↓
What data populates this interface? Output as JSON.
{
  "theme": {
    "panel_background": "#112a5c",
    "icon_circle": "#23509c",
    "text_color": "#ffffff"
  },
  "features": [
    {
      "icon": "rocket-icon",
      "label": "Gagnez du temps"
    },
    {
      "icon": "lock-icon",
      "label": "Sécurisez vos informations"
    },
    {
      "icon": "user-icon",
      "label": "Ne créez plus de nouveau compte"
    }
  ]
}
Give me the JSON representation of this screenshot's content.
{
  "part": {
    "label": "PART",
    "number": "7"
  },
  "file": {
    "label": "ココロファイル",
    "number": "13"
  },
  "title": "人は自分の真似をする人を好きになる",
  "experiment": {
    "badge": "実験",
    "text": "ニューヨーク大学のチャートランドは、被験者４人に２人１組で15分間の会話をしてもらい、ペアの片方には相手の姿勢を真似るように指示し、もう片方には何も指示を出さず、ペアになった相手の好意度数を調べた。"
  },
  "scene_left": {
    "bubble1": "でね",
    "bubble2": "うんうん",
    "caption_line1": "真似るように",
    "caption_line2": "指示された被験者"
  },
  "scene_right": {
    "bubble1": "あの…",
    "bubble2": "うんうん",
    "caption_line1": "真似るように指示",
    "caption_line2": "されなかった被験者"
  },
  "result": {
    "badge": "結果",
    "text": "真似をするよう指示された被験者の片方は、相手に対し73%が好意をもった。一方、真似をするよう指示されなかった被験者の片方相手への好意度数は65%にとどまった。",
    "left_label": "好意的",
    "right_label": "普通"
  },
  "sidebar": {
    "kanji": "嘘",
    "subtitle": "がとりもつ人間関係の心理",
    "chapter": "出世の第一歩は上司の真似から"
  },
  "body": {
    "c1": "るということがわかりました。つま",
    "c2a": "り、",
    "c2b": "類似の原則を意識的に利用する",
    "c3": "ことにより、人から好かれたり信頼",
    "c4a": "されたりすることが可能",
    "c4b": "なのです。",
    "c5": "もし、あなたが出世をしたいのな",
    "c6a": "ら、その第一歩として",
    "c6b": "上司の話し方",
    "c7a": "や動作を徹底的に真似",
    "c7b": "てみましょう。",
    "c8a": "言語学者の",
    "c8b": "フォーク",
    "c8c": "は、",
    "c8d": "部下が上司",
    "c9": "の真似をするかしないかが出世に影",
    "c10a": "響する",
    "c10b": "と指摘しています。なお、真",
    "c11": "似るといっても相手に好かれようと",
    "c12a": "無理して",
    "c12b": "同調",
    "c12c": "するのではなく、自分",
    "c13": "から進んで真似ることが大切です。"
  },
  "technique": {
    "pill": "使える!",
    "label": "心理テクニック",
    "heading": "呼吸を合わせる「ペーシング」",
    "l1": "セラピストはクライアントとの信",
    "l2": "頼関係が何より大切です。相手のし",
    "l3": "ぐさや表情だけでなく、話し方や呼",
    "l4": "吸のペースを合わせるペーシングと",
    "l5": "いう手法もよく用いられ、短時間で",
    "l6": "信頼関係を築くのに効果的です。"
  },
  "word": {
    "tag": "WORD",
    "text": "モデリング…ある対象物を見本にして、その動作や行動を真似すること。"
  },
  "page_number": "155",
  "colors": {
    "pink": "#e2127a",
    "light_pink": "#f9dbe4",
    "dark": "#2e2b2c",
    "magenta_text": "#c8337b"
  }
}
↑
Report every line containing the word "this" from the listing above.

▶ _Response below_:
What data populates this interface? Output as JSON.
Give me the JSON representation of this screenshot's content.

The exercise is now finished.